Extracted material
--
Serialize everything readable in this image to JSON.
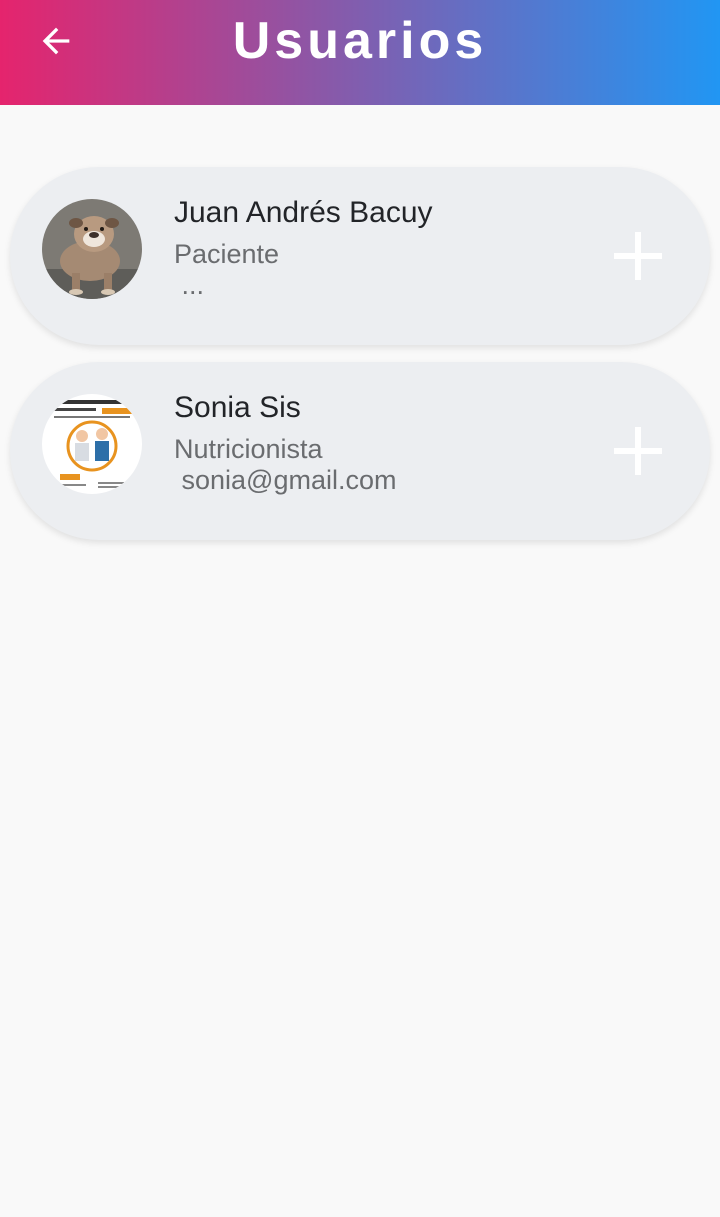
{
  "appbar": {
    "title": "Usuarios",
    "back_icon": "arrow-back-icon",
    "gradient": [
      "#e5246d",
      "#2196f3"
    ]
  },
  "users": [
    {
      "name": "Juan Andrés Bacuy",
      "role": "Paciente",
      "email": " ...",
      "avatar_icon": "bulldog-photo-avatar",
      "action_icon": "plus-icon"
    },
    {
      "name": "Sonia Sis",
      "role": "Nutricionista",
      "email": " sonia@gmail.com",
      "avatar_icon": "nutrition-poster-avatar",
      "action_icon": "plus-icon"
    }
  ]
}
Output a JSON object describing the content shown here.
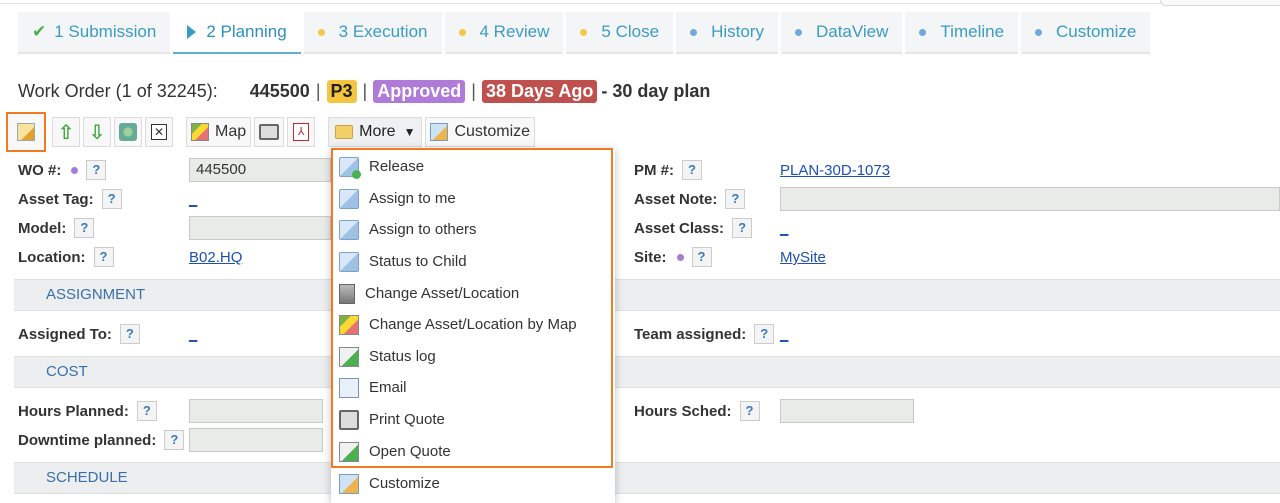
{
  "tabs": [
    {
      "label": "1 Submission",
      "icon": "check-icon",
      "state": "done"
    },
    {
      "label": "2 Planning",
      "icon": "play-icon",
      "state": "active"
    },
    {
      "label": "3 Execution",
      "icon": "yellow-dot",
      "state": "pending"
    },
    {
      "label": "4 Review",
      "icon": "yellow-dot",
      "state": "pending"
    },
    {
      "label": "5 Close",
      "icon": "yellow-dot",
      "state": "pending"
    },
    {
      "label": "History",
      "icon": "blue-dot",
      "state": "info"
    },
    {
      "label": "DataView",
      "icon": "blue-dot",
      "state": "info"
    },
    {
      "label": "Timeline",
      "icon": "blue-dot",
      "state": "info"
    },
    {
      "label": "Customize",
      "icon": "blue-dot",
      "state": "info"
    }
  ],
  "header": {
    "label": "Work Order (1 of 32245):",
    "number": "445500",
    "sep": "|",
    "priority": "P3",
    "status": "Approved",
    "age": "38 Days Ago",
    "plan": "- 30 day plan"
  },
  "toolbar": {
    "map_label": "Map",
    "more_label": "More",
    "customize_label": "Customize"
  },
  "form": {
    "wo_label": "WO #:",
    "wo_value": "445500",
    "asset_tag_label": "Asset Tag:",
    "model_label": "Model:",
    "location_label": "Location:",
    "location_value": "B02.HQ",
    "pm_label": "PM #:",
    "pm_value": "PLAN-30D-1073",
    "asset_note_label": "Asset Note:",
    "asset_class_label": "Asset Class:",
    "site_label": "Site:",
    "site_value": "MySite",
    "help": "?",
    "empty_link": "_"
  },
  "sections": {
    "assignment": "ASSIGNMENT",
    "cost": "COST",
    "schedule": "SCHEDULE"
  },
  "assignment": {
    "assigned_to_label": "Assigned To:",
    "team_label": "Team assigned:"
  },
  "cost": {
    "hours_planned_label": "Hours Planned:",
    "downtime_label": "Downtime planned:",
    "hours_sched_label": "Hours Sched:"
  },
  "menu": {
    "items": [
      {
        "label": "Release",
        "icon": "release-icon"
      },
      {
        "label": "Assign to me",
        "icon": "assign-me-icon"
      },
      {
        "label": "Assign to others",
        "icon": "assign-others-icon"
      },
      {
        "label": "Status to Child",
        "icon": "status-child-icon"
      },
      {
        "label": "Change Asset/Location",
        "icon": "building-icon"
      },
      {
        "label": "Change Asset/Location by Map",
        "icon": "map-icon"
      },
      {
        "label": "Status log",
        "icon": "status-log-icon"
      },
      {
        "label": "Email",
        "icon": "email-icon"
      },
      {
        "label": "Print Quote",
        "icon": "printer-icon"
      },
      {
        "label": "Open Quote",
        "icon": "open-quote-icon"
      },
      {
        "label": "Customize",
        "icon": "customize-icon"
      }
    ]
  },
  "colors": {
    "accent": "#3b9cc4",
    "highlight": "#ef7b22",
    "p3": "#f5c542",
    "approved": "#b07ad8",
    "overdue": "#c0504d",
    "link": "#1d4fb3"
  }
}
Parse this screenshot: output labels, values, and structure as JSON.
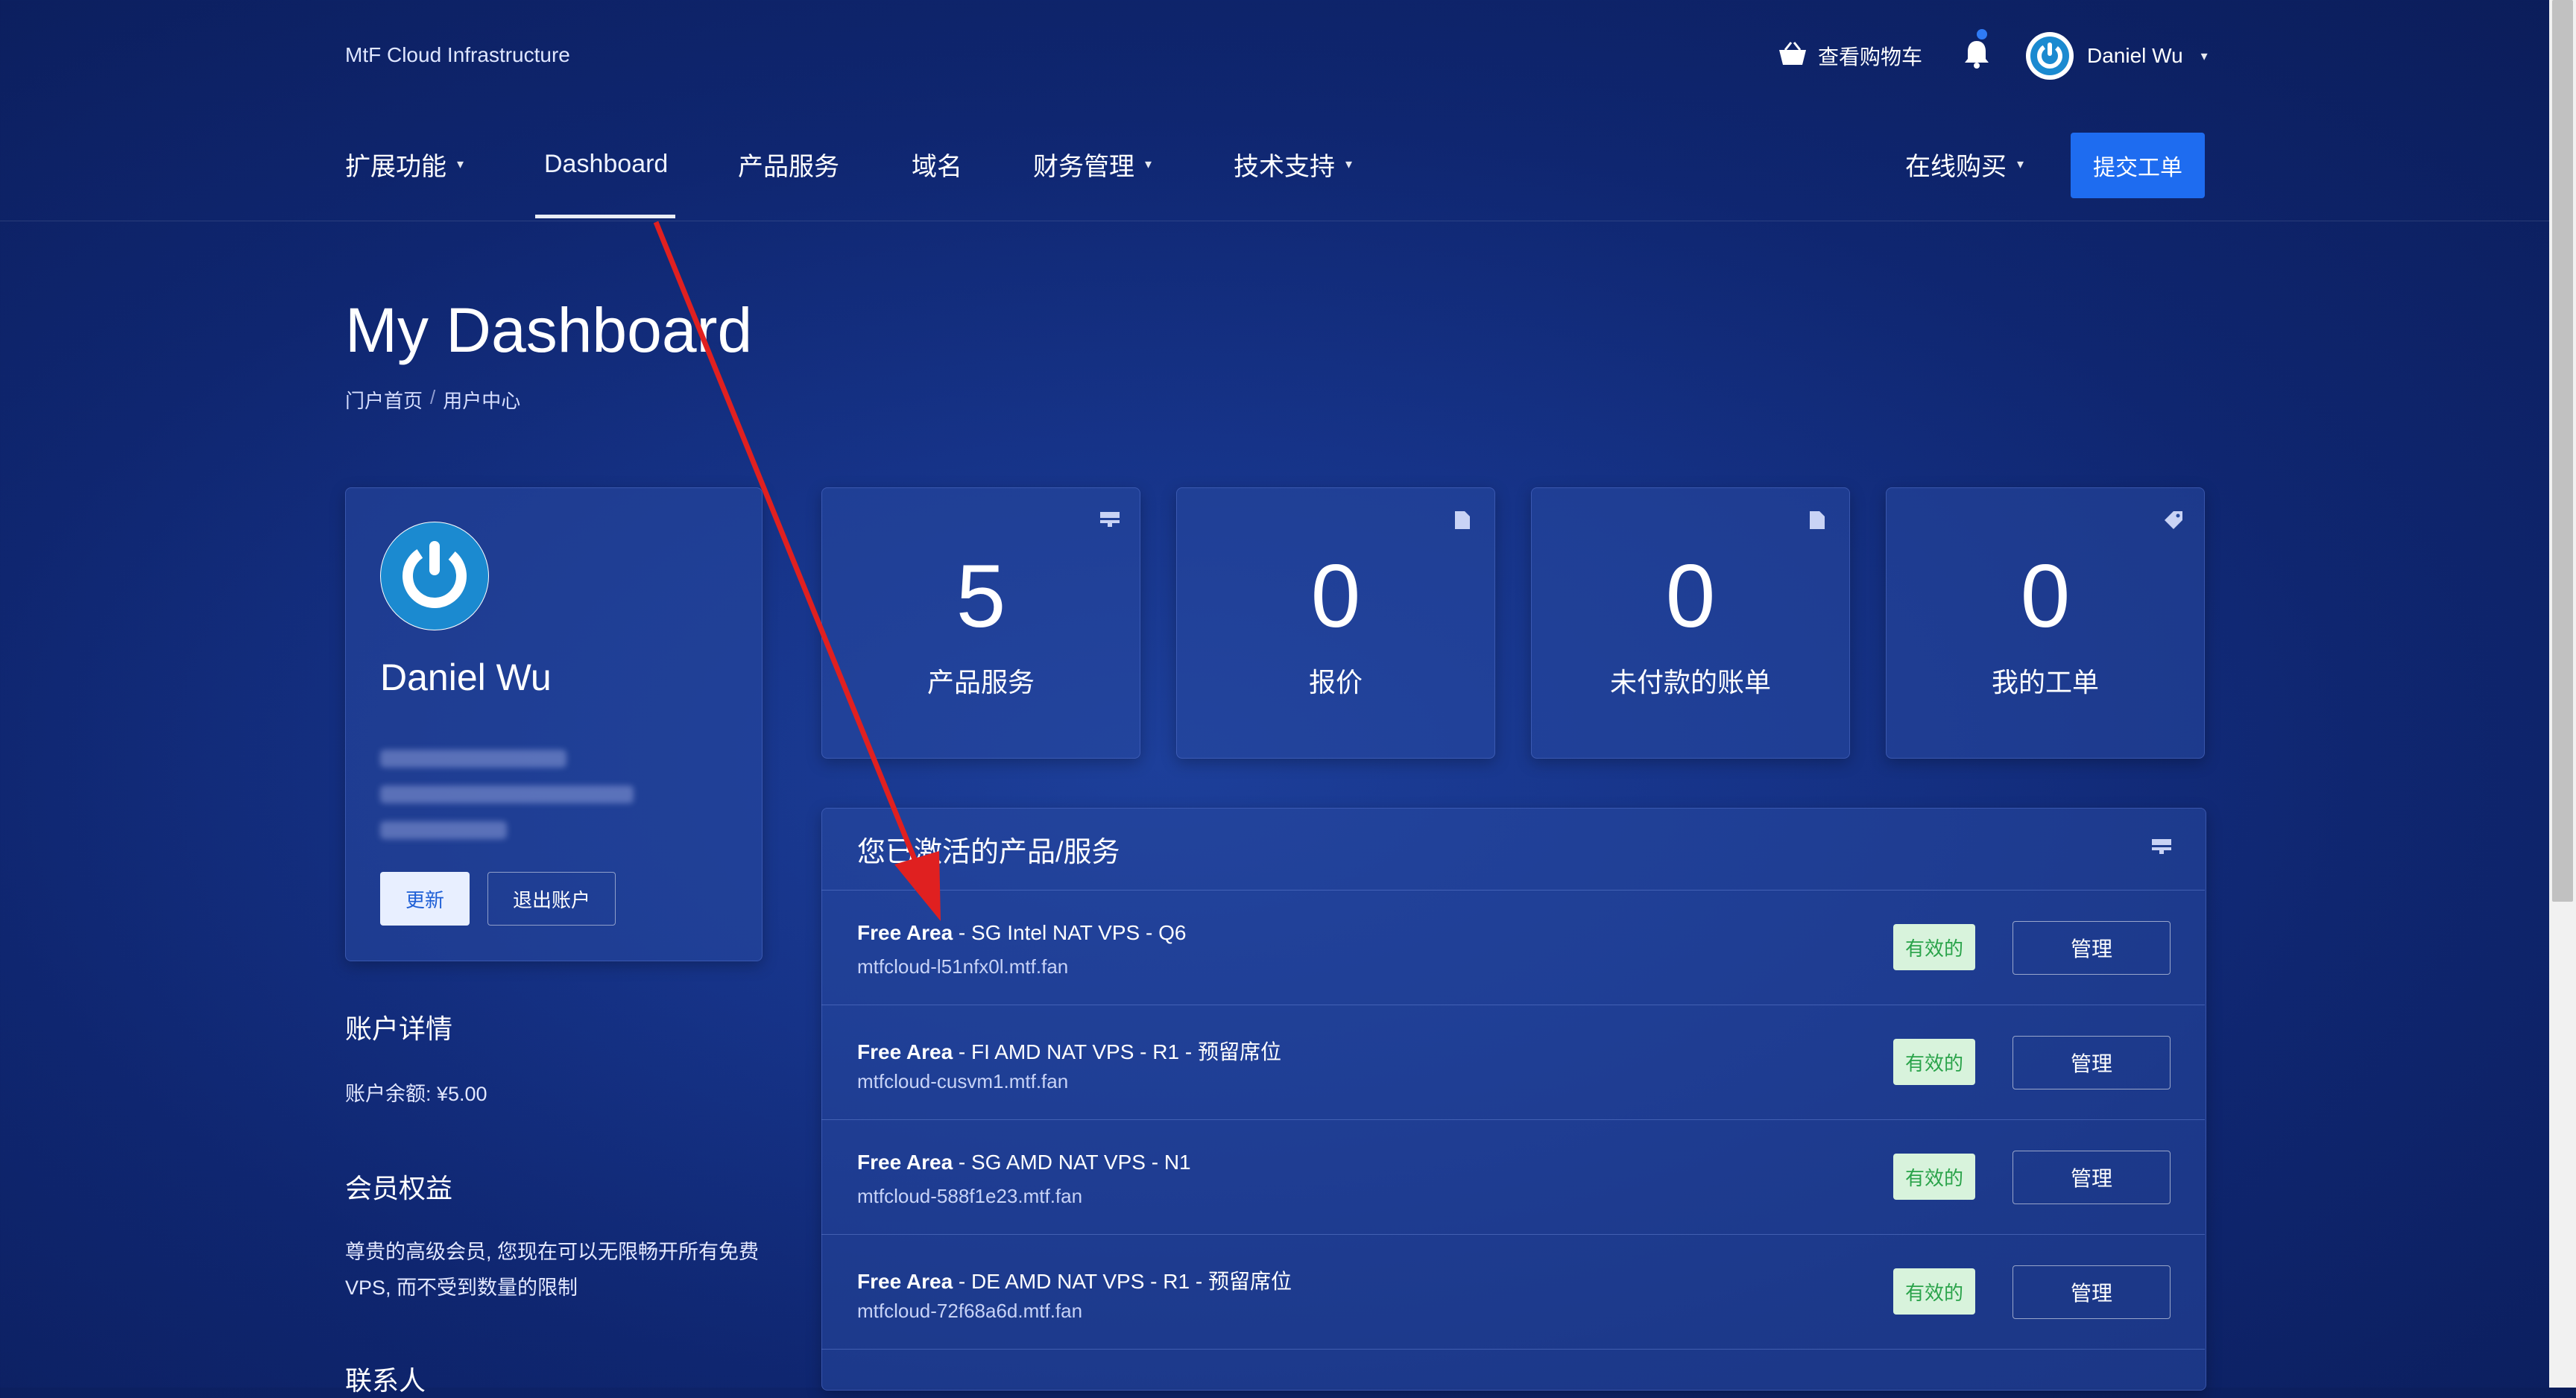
--
Task statement
Pull out all lines containing the word "Asset" from the entries above.

Finished answer
    "asset_tag_label": "Asset Tag:",
    "asset_note_label": "Asset Note:",
    "asset_class_label": "Asset Class:",
        "label": "Change Asset/Location",
        "label": "Change Asset/Location by Map",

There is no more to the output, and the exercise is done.